* **To do**
The records below must be output exactly, without pictures.

Dataset entries on figures:

################

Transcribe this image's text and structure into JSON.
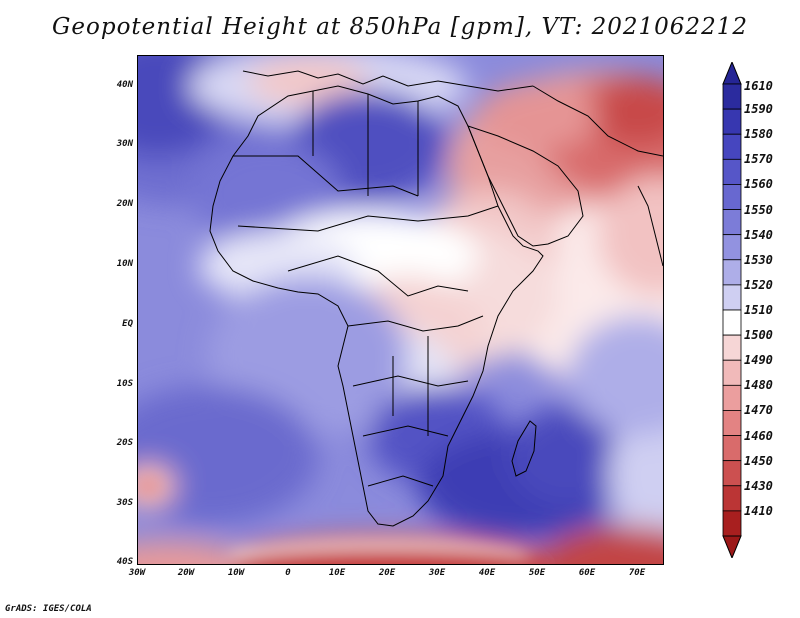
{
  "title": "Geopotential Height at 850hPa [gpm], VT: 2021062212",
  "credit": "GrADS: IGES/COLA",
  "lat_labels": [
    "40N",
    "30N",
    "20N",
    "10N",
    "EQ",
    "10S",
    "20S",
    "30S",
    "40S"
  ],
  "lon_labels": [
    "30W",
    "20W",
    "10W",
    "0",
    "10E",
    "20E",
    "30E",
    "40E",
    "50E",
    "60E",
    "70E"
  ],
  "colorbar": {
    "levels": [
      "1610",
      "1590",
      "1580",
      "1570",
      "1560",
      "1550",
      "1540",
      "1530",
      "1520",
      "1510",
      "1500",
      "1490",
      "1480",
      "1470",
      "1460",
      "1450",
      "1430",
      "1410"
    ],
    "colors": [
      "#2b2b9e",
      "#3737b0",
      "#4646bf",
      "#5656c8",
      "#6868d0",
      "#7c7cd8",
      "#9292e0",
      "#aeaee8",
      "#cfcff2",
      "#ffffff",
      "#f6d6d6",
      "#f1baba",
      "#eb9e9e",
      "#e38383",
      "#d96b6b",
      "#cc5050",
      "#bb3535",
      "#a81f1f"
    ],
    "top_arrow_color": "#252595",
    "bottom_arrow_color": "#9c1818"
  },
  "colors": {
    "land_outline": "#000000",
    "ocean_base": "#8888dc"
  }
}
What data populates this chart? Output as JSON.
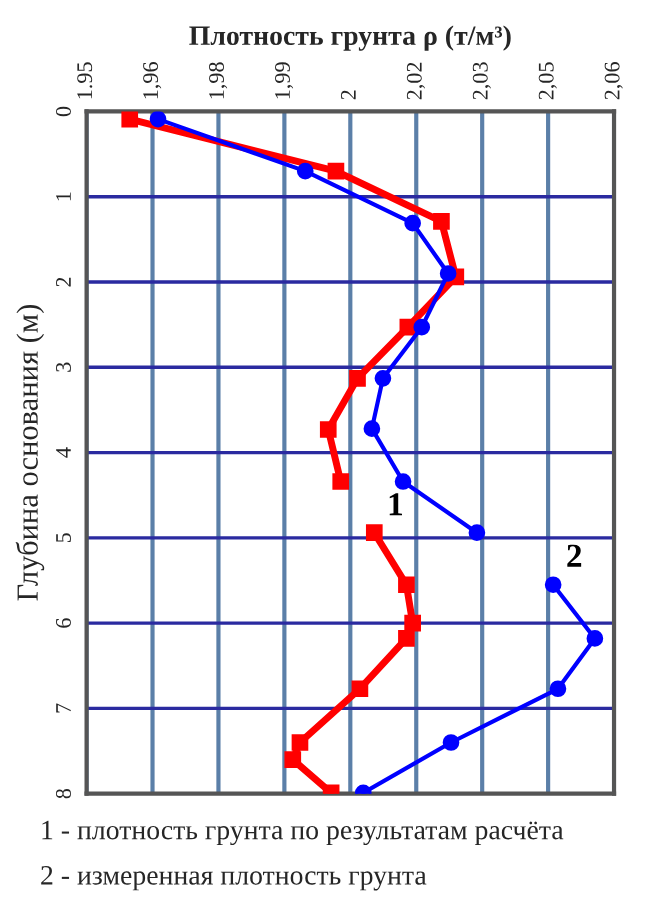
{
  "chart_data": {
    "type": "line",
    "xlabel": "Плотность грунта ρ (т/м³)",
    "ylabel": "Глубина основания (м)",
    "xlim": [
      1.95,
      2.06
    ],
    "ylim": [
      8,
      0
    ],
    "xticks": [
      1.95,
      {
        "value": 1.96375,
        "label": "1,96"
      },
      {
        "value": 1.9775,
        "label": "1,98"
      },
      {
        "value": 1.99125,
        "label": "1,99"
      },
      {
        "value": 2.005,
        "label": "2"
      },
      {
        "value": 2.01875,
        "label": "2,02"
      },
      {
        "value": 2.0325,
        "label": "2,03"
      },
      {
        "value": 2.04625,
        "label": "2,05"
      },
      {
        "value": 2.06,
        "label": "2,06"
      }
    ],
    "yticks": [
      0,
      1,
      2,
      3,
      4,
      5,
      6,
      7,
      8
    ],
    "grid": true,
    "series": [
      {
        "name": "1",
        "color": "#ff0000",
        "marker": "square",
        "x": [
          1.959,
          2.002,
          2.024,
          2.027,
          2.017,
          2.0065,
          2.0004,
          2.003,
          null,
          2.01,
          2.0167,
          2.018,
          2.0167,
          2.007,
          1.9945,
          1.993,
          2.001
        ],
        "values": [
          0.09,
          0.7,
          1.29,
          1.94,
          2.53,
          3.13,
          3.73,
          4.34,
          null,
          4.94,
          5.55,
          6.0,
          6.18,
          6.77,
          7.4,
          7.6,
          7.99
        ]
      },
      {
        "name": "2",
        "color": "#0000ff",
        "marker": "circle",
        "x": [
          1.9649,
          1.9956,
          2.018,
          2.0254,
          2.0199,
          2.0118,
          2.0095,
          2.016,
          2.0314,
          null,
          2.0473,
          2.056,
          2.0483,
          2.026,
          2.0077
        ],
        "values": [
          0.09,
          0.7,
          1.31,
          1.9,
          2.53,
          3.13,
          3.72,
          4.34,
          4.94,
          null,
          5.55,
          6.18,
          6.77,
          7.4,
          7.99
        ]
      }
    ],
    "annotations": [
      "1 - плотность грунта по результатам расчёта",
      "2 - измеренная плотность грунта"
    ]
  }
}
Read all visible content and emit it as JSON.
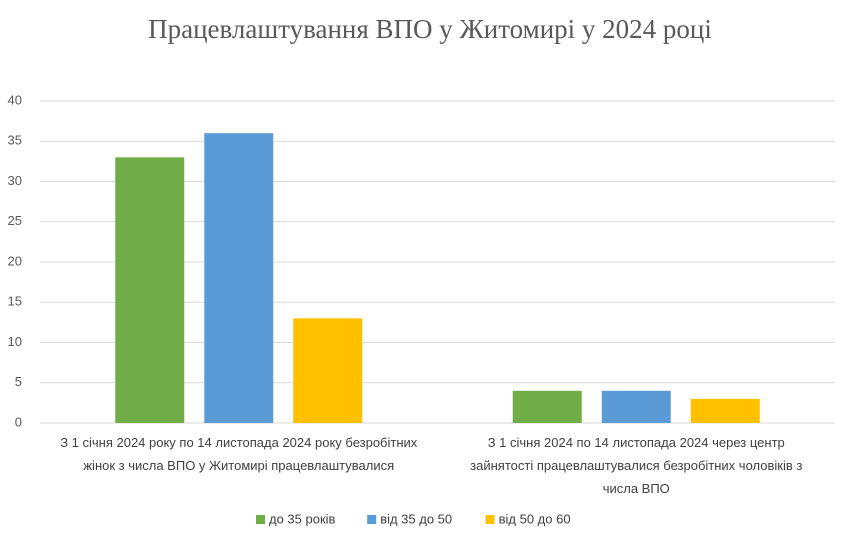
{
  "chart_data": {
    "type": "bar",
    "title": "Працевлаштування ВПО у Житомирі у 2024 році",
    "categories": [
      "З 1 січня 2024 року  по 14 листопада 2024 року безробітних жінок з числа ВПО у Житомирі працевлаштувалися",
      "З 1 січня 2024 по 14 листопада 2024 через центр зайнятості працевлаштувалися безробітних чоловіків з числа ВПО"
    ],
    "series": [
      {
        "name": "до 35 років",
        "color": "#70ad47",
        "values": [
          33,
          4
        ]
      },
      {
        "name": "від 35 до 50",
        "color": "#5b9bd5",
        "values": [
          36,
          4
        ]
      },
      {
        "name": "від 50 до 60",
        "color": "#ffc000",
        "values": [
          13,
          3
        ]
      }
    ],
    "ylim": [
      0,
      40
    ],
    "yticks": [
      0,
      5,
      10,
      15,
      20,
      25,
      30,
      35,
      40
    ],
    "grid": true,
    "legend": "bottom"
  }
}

################

* **Output for this exercise**
Transcribe this image's text and structure into JSON.
{
  "title": "Geopotential Height at 850hPa [gpm], VT: 2021062212",
  "credit": "GrADS: IGES/COLA",
  "lat_labels": [
    "40N",
    "30N",
    "20N",
    "10N",
    "EQ",
    "10S",
    "20S",
    "30S",
    "40S"
  ],
  "lon_labels": [
    "30W",
    "20W",
    "10W",
    "0",
    "10E",
    "20E",
    "30E",
    "40E",
    "50E",
    "60E",
    "70E"
  ],
  "colorbar": {
    "levels": [
      "1610",
      "1590",
      "1580",
      "1570",
      "1560",
      "1550",
      "1540",
      "1530",
      "1520",
      "1510",
      "1500",
      "1490",
      "1480",
      "1470",
      "1460",
      "1450",
      "1430",
      "1410"
    ],
    "colors": [
      "#2b2b9e",
      "#3737b0",
      "#4646bf",
      "#5656c8",
      "#6868d0",
      "#7c7cd8",
      "#9292e0",
      "#aeaee8",
      "#cfcff2",
      "#ffffff",
      "#f6d6d6",
      "#f1baba",
      "#eb9e9e",
      "#e38383",
      "#d96b6b",
      "#cc5050",
      "#bb3535",
      "#a81f1f"
    ],
    "top_arrow_color": "#252595",
    "bottom_arrow_color": "#9c1818"
  },
  "colors": {
    "land_outline": "#000000",
    "ocean_base": "#8888dc"
  }
}
What data populates this chart? Output as JSON.
{
  "chart_data": {
    "type": "line",
    "xlabel": "Плотность грунта ρ (т/м³)",
    "ylabel": "Глубина основания (м)",
    "xlim": [
      1.95,
      2.06
    ],
    "ylim": [
      8,
      0
    ],
    "xticks": [
      1.95,
      {
        "value": 1.96375,
        "label": "1,96"
      },
      {
        "value": 1.9775,
        "label": "1,98"
      },
      {
        "value": 1.99125,
        "label": "1,99"
      },
      {
        "value": 2.005,
        "label": "2"
      },
      {
        "value": 2.01875,
        "label": "2,02"
      },
      {
        "value": 2.0325,
        "label": "2,03"
      },
      {
        "value": 2.04625,
        "label": "2,05"
      },
      {
        "value": 2.06,
        "label": "2,06"
      }
    ],
    "yticks": [
      0,
      1,
      2,
      3,
      4,
      5,
      6,
      7,
      8
    ],
    "grid": true,
    "series": [
      {
        "name": "1",
        "color": "#ff0000",
        "marker": "square",
        "x": [
          1.959,
          2.002,
          2.024,
          2.027,
          2.017,
          2.0065,
          2.0004,
          2.003,
          null,
          2.01,
          2.0167,
          2.018,
          2.0167,
          2.007,
          1.9945,
          1.993,
          2.001
        ],
        "values": [
          0.09,
          0.7,
          1.29,
          1.94,
          2.53,
          3.13,
          3.73,
          4.34,
          null,
          4.94,
          5.55,
          6.0,
          6.18,
          6.77,
          7.4,
          7.6,
          7.99
        ]
      },
      {
        "name": "2",
        "color": "#0000ff",
        "marker": "circle",
        "x": [
          1.9649,
          1.9956,
          2.018,
          2.0254,
          2.0199,
          2.0118,
          2.0095,
          2.016,
          2.0314,
          null,
          2.0473,
          2.056,
          2.0483,
          2.026,
          2.0077
        ],
        "values": [
          0.09,
          0.7,
          1.31,
          1.9,
          2.53,
          3.13,
          3.72,
          4.34,
          4.94,
          null,
          5.55,
          6.18,
          6.77,
          7.4,
          7.99
        ]
      }
    ],
    "annotations": [
      "1 - плотность грунта по результатам расчёта",
      "2 - измеренная плотность грунта"
    ]
  }
}
Read all visible content and emit it as JSON.
{
  "chart_data": {
    "type": "bar",
    "title": "Працевлаштування ВПО у Житомирі у 2024 році",
    "categories": [
      "З 1 січня 2024 року  по 14 листопада 2024 року безробітних жінок з числа ВПО у Житомирі працевлаштувалися",
      "З 1 січня 2024 по 14 листопада 2024 через центр зайнятості працевлаштувалися безробітних чоловіків з числа ВПО"
    ],
    "series": [
      {
        "name": "до 35 років",
        "color": "#70ad47",
        "values": [
          33,
          4
        ]
      },
      {
        "name": "від 35 до 50",
        "color": "#5b9bd5",
        "values": [
          36,
          4
        ]
      },
      {
        "name": "від 50 до 60",
        "color": "#ffc000",
        "values": [
          13,
          3
        ]
      }
    ],
    "ylim": [
      0,
      40
    ],
    "yticks": [
      0,
      5,
      10,
      15,
      20,
      25,
      30,
      35,
      40
    ],
    "grid": true,
    "legend": "bottom"
  }
}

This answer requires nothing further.